→ INSTRUCCIONES DE TRABAJO
[A] Según la consulta de Mitofsky citada en la columna sobre ofertas de crédito, ¿qué porcentaje de mexicanos considera que la economía ha mejorado?
[B] Resuma en dos oraciones la columna sobre ofertas de crédito.
[C] Prosiga la columna sobre ofertas de crédito a partir de su último párrafo.

→ TEXTO DEL EJERCICIO
┄┄┄┄┄┄┄┄┄┄

Números Rojos

Brenda Caballero

 

Un extraño ambiente se respira en la economía cuando varias veces al día llaman para ofrecerme una tarjeta de crédito… es más, me dicen que ya la tengo aprobada, casi casi para salir corriendo a la sucursal bancaria más cercana y traérmela a casa.

Mi única tarjeta de crédito bancaria me la quieren cambiar por una que me da más beneficios, como que el costo por tenerla me sale más barato  (CAT), me da puntos al doble, pero eso sí, la comisión anual es más cara. ¡Ah! pero no se preocupe, me dice la señorita al otro lado de la línea telefónica, “se la vamos a diferir, la podrá pagar a tres meses sin intereses”. Lo que más me espanta es que hasta quieren darme otro crédito hipotecario. ¿Y de dónde saco para pagarlo?

Por si fuera poco, al abrir el correo, todos, pero todos los días me aparecen viajes, descuentos en la nueva ropa de temporada, en zapatos y accesorios y hasta atractivos descuentos para que renueve los muebles de mi hogar, pero el colmo es que hasta tienen ropa interior que han seleccionado para mí. ¿Se imagina eso? ¿Cómo saben si me gustan las tangas, pantaletas, los bóxers, bikinis y hasta cacheteros?

En realidad no lo saben, pues no practican el espionaje como los políticos, sino utilizan la mercadotecnia y hasta usan las tendencias de lo que más vemos en redes sociales para mostrarnos productos o servicios relacionados a nuestras preferencias.

La tienda que es parte de tu vida, o la totalmente palacio apuestan a que te enamores de lo que ves y aproveches las promociones que tienen para que te endeudes por unos cuantos meses, que les garanticen ingresos, aunque la economía se muestre complicada.

Hablando de “economía complicada”, llama mi atención la consulta de Mitofsky del mes de febrero, donde a pesar de que hemos tenido muy malas noticias para la economía mexicana como el ajuste de crecimiento a la baja y la reducción de la calificación de la deuda, ¡el 46 por ciento de los mexicanos considera que la economía ha mejorado!

┄┄┄┄┄┄┄┄┄┄

→ DATOS PARA ANÁLISIS
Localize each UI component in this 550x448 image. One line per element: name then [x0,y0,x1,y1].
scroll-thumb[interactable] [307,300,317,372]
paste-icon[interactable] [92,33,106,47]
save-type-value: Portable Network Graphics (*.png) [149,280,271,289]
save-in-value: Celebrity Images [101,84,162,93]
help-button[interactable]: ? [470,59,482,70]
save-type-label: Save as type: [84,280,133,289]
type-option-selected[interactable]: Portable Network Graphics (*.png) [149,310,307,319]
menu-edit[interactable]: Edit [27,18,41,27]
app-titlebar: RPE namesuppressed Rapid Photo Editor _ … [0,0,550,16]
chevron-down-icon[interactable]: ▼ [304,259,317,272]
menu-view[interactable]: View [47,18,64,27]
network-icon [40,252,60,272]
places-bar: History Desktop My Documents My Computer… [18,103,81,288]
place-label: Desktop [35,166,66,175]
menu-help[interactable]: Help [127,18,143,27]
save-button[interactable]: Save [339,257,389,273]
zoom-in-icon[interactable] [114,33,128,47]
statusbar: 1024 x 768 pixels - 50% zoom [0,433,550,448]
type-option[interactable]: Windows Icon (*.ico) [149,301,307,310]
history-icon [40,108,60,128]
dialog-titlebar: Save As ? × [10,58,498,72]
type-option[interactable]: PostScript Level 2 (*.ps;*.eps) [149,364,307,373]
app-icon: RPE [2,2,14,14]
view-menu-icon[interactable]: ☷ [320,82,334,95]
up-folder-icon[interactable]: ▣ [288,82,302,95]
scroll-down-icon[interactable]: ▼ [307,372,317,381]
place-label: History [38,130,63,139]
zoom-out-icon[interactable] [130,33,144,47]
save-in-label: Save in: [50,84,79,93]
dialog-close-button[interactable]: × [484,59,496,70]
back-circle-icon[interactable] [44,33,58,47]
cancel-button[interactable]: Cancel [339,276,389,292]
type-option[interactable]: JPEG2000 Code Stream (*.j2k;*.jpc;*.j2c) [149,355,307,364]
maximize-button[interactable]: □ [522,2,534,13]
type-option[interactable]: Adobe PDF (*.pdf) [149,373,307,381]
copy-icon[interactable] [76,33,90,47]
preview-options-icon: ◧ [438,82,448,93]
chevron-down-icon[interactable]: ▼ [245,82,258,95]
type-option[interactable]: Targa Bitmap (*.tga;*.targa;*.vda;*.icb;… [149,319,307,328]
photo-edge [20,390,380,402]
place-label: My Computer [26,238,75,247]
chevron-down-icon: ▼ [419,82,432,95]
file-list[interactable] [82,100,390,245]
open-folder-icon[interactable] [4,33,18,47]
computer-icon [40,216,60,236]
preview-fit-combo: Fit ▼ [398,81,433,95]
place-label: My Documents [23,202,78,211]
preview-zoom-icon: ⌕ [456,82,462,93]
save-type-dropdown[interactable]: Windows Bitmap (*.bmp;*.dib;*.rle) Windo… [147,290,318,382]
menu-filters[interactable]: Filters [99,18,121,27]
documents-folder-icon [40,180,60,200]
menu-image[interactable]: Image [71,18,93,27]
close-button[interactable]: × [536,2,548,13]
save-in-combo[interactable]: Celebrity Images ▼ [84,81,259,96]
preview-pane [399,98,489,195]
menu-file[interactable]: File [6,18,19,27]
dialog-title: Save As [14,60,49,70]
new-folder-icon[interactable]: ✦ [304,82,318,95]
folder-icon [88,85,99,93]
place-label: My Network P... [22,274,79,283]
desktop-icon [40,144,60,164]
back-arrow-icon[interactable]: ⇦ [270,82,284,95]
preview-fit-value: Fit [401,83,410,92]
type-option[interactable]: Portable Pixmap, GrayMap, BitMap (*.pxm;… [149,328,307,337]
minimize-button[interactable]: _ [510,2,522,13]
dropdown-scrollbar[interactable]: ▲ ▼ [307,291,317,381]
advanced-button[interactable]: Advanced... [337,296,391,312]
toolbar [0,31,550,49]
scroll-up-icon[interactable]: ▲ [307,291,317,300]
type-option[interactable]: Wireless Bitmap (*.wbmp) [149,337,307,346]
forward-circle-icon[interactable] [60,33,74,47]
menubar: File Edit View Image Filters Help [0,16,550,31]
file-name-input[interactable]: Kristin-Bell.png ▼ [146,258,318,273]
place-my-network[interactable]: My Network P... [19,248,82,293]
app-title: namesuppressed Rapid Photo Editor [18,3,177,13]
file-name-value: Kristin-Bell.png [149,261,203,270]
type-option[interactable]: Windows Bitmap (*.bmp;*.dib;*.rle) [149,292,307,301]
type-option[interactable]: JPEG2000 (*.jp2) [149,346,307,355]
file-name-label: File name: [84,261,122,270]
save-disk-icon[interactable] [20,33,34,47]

┄┄┄┄┄┄┄┄┄┄

→ RESPUESTAS DADAS
[A] El 46 por ciento.

[B] La columna relata que a diario llegan llamadas que ofrecen tarjetas de crédito y hasta otro crédito hipotecario, además de correos con promociones de viajes, ropa y muebles que se eligen mediante la mercadotecnia y las tendencias de las redes sociales. Las tiendas buscan que los clientes se endeuden con sus promociones aunque la economía se muestre complicada, y, pese a las malas noticias económicas, según Mitofsky el 46 por ciento de los mexicanos considera que la economía ha mejorado.

[C]
La encuestadora relaciona esta percepción con el efecto a la alza de Andrés Manuel López Obrador.

Luego entonces, ¿Por qué nos quieren endeudar los bancos y los almacenes? Bueno, ésa es mi percepción. Además, no soy la única, pues a varias personas cercanas les ha pasado lo mismo… les llegan mensajes de novedosos ofertones.

Sin duda, esta situación tiene una razón. De acuerdo a encuestas, el consumo en tiendas departamentales y de servicio ha disminuido no solamente el último bimestre del año pasado, sino que las ventas no han logrado repuntar, misma situación aplica para la industria de automóviles, la que por cierto hoy te da promociones de aperturas de crédito sin comisión, respuesta inmediata a la solicitud ¡y hasta balatas de por vida del vehículo!

¿Será que la sociedad quiere ahorrar? Definitivamente el ahorro no es una cualidad del mexicano, y no es que sea negativa, sino que históricamente las estadísticas así lo demuestran. En realidad se ha perdido el poder adquisitivo y hasta la confianza para endeudarse.

Atrás quedaron los días en que los bancos se reservaban el derecho de autorizar los créditos; tal parece que ellos tienen otro panorama y que la consigna actual es endeudar al que se deje para posteriormente como dijera el dicho, vivir de sus rentas, aunque más bien diría yo: vivir de sus intereses.

Así que la próxima vez que le llamen, le manden un correo, le inviten a cambiar muebles y hasta cambiar calzones, piénselo dos veces.